>> begin

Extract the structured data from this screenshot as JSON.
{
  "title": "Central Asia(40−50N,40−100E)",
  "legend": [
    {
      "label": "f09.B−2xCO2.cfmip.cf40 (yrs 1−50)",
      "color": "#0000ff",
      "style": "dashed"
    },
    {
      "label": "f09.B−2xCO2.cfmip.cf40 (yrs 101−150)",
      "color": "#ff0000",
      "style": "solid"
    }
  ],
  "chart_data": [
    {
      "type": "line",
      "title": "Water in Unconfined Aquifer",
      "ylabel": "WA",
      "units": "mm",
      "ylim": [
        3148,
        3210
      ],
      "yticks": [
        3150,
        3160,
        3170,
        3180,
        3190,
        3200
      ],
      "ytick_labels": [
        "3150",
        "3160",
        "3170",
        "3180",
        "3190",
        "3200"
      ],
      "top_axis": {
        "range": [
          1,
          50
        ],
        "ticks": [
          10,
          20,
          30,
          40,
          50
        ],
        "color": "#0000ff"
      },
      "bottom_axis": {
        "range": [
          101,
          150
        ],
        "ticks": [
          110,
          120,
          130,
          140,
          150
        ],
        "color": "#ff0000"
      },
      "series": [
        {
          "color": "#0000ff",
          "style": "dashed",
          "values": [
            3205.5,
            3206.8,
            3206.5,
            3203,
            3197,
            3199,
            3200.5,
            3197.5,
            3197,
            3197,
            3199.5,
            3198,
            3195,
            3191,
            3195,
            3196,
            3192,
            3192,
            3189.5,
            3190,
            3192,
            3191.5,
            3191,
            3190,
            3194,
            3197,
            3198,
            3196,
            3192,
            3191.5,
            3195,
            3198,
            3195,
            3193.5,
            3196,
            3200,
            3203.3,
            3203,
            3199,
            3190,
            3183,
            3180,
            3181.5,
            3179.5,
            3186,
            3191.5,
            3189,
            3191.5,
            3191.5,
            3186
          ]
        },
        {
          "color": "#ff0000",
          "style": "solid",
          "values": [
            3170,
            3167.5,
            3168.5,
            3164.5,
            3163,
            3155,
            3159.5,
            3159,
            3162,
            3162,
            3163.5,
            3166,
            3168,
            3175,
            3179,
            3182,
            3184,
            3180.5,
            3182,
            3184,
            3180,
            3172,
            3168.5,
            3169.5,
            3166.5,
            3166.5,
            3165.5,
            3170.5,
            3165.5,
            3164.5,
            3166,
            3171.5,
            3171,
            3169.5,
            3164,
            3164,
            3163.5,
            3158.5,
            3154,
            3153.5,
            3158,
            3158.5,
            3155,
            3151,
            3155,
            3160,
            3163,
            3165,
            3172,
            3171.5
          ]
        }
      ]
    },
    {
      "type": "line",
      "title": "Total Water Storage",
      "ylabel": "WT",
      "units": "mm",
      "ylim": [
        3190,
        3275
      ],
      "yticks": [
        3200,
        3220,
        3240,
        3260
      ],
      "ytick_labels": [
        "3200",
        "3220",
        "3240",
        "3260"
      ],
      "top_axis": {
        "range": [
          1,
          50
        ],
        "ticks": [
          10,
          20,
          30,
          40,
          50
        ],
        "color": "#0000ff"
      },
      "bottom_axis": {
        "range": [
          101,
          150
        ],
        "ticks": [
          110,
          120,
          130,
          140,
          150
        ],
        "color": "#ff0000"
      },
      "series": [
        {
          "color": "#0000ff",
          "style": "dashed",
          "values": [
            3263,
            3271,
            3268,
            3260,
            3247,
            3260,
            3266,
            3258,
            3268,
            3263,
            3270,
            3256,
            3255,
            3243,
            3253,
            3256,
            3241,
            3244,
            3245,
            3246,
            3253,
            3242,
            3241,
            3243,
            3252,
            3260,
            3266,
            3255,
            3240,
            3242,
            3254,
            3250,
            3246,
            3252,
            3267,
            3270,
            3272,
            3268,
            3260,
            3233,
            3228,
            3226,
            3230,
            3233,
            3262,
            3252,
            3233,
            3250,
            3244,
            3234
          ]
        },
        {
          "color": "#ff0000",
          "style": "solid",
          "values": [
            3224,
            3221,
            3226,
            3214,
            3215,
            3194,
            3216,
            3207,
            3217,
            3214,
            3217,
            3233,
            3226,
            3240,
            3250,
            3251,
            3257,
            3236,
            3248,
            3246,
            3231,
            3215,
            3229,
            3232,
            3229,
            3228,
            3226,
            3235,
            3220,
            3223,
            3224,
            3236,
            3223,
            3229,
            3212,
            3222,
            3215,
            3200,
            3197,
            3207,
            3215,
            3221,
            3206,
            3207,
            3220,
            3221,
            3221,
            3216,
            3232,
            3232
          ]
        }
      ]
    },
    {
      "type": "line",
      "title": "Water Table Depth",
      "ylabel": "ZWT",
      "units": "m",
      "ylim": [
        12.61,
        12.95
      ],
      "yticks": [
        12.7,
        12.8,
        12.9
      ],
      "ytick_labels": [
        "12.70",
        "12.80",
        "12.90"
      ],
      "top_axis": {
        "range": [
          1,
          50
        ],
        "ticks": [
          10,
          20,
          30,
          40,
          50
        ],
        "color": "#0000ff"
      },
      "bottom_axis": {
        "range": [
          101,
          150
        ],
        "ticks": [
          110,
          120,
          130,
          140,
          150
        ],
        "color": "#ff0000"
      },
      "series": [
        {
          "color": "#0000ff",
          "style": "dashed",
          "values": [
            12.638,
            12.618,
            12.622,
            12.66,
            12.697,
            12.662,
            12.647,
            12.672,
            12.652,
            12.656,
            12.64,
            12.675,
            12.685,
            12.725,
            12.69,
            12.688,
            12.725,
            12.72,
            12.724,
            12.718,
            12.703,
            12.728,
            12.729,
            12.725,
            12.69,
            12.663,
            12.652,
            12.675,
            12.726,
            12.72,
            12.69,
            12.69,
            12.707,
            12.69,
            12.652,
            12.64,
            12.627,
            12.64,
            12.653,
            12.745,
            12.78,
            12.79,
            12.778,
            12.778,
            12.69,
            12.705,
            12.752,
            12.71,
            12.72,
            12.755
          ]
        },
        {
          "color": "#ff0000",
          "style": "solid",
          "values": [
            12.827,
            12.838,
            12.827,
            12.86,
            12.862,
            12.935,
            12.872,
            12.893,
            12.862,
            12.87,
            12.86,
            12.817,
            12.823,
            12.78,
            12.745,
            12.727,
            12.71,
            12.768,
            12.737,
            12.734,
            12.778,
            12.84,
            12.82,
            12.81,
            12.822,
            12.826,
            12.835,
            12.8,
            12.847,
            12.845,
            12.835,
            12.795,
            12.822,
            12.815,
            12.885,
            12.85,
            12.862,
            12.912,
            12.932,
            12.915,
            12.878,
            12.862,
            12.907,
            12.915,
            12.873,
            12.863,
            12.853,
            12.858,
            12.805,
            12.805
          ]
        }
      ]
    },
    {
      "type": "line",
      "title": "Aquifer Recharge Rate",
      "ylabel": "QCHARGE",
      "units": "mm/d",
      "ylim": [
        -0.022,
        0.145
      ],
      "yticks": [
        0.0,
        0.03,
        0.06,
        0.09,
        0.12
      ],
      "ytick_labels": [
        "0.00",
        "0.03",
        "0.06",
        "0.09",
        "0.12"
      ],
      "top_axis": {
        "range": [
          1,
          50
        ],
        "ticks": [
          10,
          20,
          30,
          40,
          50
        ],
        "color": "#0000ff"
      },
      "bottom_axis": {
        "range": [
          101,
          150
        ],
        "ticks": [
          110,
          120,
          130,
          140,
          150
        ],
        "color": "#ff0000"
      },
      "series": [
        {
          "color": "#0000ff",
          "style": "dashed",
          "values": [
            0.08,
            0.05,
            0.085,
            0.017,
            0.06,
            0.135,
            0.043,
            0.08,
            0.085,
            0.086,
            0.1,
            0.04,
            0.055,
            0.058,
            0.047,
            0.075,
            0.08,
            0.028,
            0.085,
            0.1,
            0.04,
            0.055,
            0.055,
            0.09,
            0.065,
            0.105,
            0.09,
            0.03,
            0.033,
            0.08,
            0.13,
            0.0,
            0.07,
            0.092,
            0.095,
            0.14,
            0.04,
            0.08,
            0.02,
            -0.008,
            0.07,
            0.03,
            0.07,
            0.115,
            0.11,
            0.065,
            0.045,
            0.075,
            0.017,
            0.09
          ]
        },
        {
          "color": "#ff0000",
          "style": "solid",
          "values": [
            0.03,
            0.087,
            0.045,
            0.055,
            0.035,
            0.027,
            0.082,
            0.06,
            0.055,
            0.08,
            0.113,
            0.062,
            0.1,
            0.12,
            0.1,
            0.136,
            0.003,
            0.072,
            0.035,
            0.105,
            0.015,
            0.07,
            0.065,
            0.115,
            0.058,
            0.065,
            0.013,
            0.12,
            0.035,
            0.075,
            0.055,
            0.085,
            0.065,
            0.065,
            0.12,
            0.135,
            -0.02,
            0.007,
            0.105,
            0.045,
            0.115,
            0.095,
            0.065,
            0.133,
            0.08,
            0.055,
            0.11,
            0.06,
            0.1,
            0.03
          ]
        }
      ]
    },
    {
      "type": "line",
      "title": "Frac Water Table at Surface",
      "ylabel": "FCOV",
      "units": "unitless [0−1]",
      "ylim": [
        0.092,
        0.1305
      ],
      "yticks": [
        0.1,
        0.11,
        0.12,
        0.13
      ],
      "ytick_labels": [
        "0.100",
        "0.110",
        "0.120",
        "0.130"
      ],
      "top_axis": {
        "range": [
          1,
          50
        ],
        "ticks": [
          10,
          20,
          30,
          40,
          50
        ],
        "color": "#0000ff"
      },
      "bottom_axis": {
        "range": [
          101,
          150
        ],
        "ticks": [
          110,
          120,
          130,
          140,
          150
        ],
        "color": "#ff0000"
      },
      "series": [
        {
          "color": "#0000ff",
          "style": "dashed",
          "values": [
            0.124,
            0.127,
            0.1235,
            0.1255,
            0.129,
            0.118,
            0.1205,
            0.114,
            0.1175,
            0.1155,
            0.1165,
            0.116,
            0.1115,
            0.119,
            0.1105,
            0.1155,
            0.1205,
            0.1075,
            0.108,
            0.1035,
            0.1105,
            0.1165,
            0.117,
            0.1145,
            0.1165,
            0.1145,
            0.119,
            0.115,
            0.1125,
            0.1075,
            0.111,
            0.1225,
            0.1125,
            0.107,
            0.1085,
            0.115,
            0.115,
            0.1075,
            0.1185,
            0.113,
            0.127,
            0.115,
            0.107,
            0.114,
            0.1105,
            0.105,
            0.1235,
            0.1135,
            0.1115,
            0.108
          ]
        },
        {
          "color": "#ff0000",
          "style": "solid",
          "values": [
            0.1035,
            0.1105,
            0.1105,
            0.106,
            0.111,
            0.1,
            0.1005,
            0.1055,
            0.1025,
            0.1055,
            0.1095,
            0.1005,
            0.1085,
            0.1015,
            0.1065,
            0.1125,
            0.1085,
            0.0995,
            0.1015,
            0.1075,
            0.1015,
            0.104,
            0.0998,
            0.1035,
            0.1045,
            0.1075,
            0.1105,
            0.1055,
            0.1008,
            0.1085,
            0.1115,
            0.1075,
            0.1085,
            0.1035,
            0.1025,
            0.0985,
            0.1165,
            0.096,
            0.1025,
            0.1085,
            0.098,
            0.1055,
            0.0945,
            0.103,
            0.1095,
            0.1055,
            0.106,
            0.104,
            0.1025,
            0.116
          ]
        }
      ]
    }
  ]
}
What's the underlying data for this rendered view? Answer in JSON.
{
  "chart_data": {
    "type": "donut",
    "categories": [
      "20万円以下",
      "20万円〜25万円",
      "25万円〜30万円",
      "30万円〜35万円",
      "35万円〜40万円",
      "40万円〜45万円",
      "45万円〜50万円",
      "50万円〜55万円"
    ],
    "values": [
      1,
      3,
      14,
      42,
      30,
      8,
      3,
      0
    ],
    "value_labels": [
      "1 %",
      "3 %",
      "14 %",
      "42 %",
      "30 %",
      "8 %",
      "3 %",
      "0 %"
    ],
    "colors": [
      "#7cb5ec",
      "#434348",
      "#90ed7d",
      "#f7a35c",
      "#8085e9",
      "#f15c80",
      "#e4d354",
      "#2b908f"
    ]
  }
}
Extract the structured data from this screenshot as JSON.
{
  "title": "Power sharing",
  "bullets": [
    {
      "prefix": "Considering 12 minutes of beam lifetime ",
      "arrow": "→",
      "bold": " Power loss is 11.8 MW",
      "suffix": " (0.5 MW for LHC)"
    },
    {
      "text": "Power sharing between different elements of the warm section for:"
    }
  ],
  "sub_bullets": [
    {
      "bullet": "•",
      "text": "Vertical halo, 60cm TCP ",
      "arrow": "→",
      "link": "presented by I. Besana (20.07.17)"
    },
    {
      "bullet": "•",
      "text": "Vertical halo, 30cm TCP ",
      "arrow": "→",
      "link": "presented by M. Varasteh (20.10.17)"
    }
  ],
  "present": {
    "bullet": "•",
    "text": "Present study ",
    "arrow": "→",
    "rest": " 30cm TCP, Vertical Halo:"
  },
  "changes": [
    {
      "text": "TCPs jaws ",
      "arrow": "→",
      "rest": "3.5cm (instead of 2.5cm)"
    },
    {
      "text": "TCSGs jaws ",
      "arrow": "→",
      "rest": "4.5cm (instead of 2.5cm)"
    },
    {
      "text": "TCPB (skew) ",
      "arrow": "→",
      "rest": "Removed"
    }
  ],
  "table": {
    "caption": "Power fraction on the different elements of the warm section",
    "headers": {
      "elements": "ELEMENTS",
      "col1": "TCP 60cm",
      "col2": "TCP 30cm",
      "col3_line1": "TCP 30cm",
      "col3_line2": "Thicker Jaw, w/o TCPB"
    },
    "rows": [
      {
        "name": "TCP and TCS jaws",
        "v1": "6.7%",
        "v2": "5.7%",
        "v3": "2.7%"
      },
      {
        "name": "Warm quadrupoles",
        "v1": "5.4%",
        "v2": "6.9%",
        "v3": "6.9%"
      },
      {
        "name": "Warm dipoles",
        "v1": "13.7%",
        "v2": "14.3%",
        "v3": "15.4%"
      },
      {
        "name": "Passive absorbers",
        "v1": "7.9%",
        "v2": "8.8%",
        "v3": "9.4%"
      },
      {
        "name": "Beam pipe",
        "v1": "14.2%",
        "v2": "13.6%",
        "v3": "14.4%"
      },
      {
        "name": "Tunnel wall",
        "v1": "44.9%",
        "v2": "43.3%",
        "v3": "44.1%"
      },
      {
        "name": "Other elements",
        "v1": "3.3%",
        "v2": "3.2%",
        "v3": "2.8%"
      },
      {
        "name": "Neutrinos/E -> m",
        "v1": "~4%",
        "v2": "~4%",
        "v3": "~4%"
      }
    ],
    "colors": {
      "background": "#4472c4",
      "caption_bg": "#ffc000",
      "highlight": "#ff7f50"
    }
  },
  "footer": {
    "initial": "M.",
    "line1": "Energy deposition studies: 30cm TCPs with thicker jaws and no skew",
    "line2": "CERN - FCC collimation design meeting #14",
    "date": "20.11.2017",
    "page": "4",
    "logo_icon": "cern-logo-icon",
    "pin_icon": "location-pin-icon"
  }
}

>> end

SHORT EXERCISE:
Return each line in the records that holds the string "icon".

CORRECT OUTPUT:
    "logo_icon": "cern-logo-icon",
    "pin_icon": "location-pin-icon"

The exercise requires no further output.